--- EXERCISE INSTRUCTIONS ---
Quote the records below in full, exactly as given, with the images taken out.

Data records

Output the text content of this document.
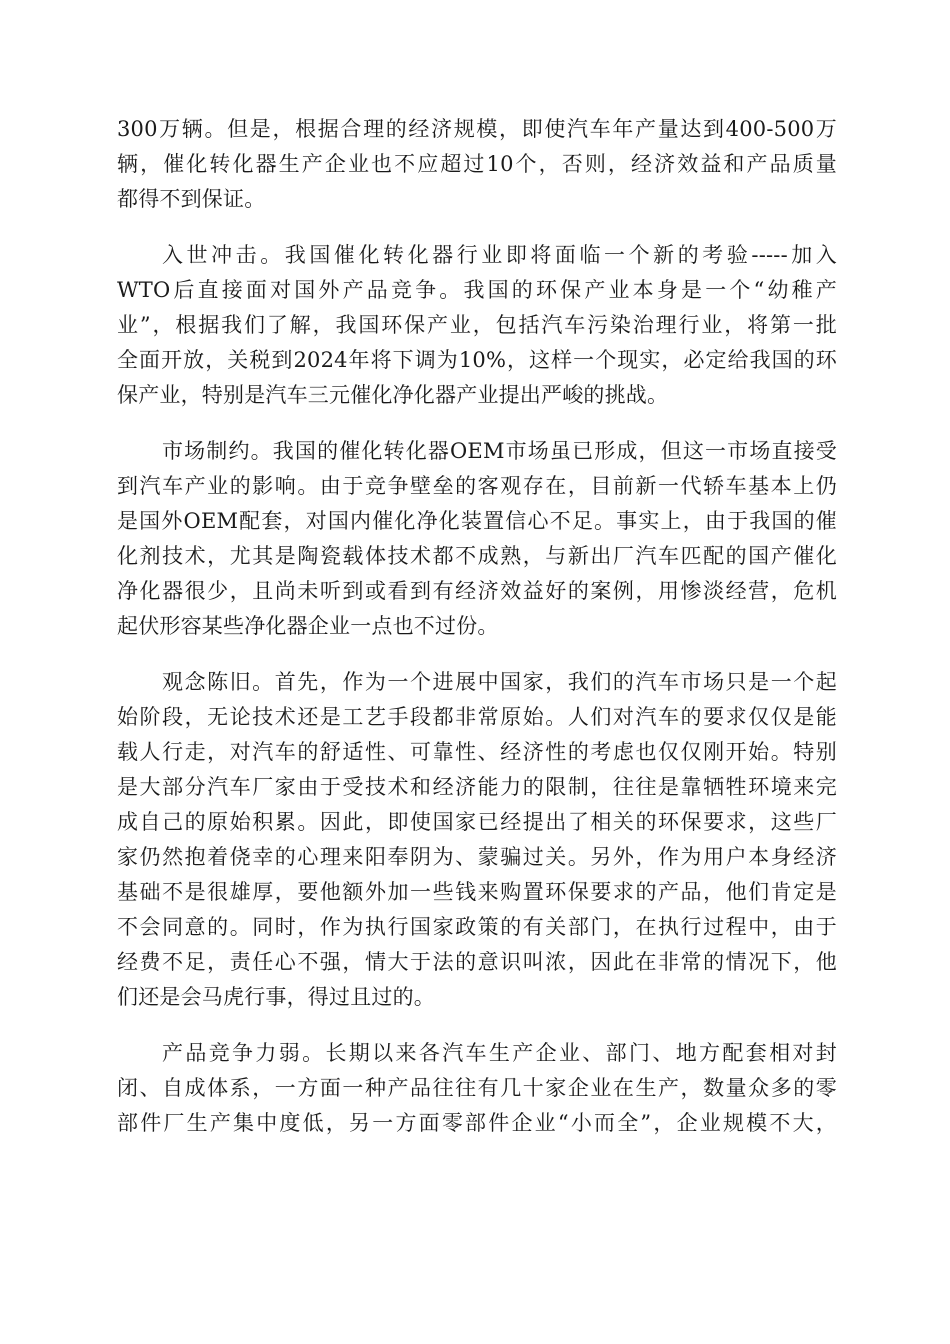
300万辆。但是，根据合理的经济规模，即使汽车年产量达到400-500万
辆，催化转化器生产企业也不应超过10个，否则，经济效益和产品质量
都得不到保证。
入世冲击。我国催化转化器行业即将面临一个新的考验-----加入
WTO后直接面对国外产品竞争。我国的环保产业本身是一个“幼稚产
业”，根据我们了解，我国环保产业，包括汽车污染治理行业，将第一批
全面开放，关税到2024年将下调为10%，这样一个现实，必定给我国的环
保产业，特别是汽车三元催化净化器产业提出严峻的挑战。
市场制约。我国的催化转化器OEM市场虽已形成，但这一市场直接受
到汽车产业的影响。由于竞争壁垒的客观存在，目前新一代轿车基本上仍
是国外OEM配套，对国内催化净化装置信心不足。事实上，由于我国的催
化剂技术，尤其是陶瓷载体技术都不成熟，与新出厂汽车匹配的国产催化
净化器很少，且尚未听到或看到有经济效益好的案例，用惨淡经营，危机
起伏形容某些净化器企业一点也不过份。
观念陈旧。首先，作为一个进展中国家，我们的汽车市场只是一个起
始阶段，无论技术还是工艺手段都非常原始。人们对汽车的要求仅仅是能
载人行走，对汽车的舒适性、可靠性、经济性的考虑也仅仅刚开始。特别
是大部分汽车厂家由于受技术和经济能力的限制，往往是靠牺牲环境来完
成自己的原始积累。因此，即使国家已经提出了相关的环保要求，这些厂
家仍然抱着侥幸的心理来阳奉阴为、蒙骗过关。另外，作为用户本身经济
基础不是很雄厚，要他额外加一些钱来购置环保要求的产品，他们肯定是
不会同意的。同时，作为执行国家政策的有关部门，在执行过程中，由于
经费不足，责任心不强，情大于法的意识叫浓，因此在非常的情况下，他
们还是会马虎行事，得过且过的。
产品竞争力弱。长期以来各汽车生产企业、部门、地方配套相对封
闭、自成体系，一方面一种产品往往有几十家企业在生产，数量众多的零
部件厂生产集中度低，另一方面零部件企业“小而全”，企业规模不大，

--- FINAL RESULT ---
Output the text content of this document.
300万辆。但是，根据合理的经济规模，即使汽车年产量达到400-500万
辆，催化转化器生产企业也不应超过10个，否则，经济效益和产品质量
都得不到保证。
入世冲击。我国催化转化器行业即将面临一个新的考验-----加入
WTO后直接面对国外产品竞争。我国的环保产业本身是一个“幼稚产
业”，根据我们了解，我国环保产业，包括汽车污染治理行业，将第一批
全面开放，关税到2024年将下调为10%，这样一个现实，必定给我国的环
保产业，特别是汽车三元催化净化器产业提出严峻的挑战。
市场制约。我国的催化转化器OEM市场虽已形成，但这一市场直接受
到汽车产业的影响。由于竞争壁垒的客观存在，目前新一代轿车基本上仍
是国外OEM配套，对国内催化净化装置信心不足。事实上，由于我国的催
化剂技术，尤其是陶瓷载体技术都不成熟，与新出厂汽车匹配的国产催化
净化器很少，且尚未听到或看到有经济效益好的案例，用惨淡经营，危机
起伏形容某些净化器企业一点也不过份。
观念陈旧。首先，作为一个进展中国家，我们的汽车市场只是一个起
始阶段，无论技术还是工艺手段都非常原始。人们对汽车的要求仅仅是能
载人行走，对汽车的舒适性、可靠性、经济性的考虑也仅仅刚开始。特别
是大部分汽车厂家由于受技术和经济能力的限制，往往是靠牺牲环境来完
成自己的原始积累。因此，即使国家已经提出了相关的环保要求，这些厂
家仍然抱着侥幸的心理来阳奉阴为、蒙骗过关。另外，作为用户本身经济
基础不是很雄厚，要他额外加一些钱来购置环保要求的产品，他们肯定是
不会同意的。同时，作为执行国家政策的有关部门，在执行过程中，由于
经费不足，责任心不强，情大于法的意识叫浓，因此在非常的情况下，他
们还是会马虎行事，得过且过的。
产品竞争力弱。长期以来各汽车生产企业、部门、地方配套相对封
闭、自成体系，一方面一种产品往往有几十家企业在生产，数量众多的零
部件厂生产集中度低，另一方面零部件企业“小而全”，企业规模不大，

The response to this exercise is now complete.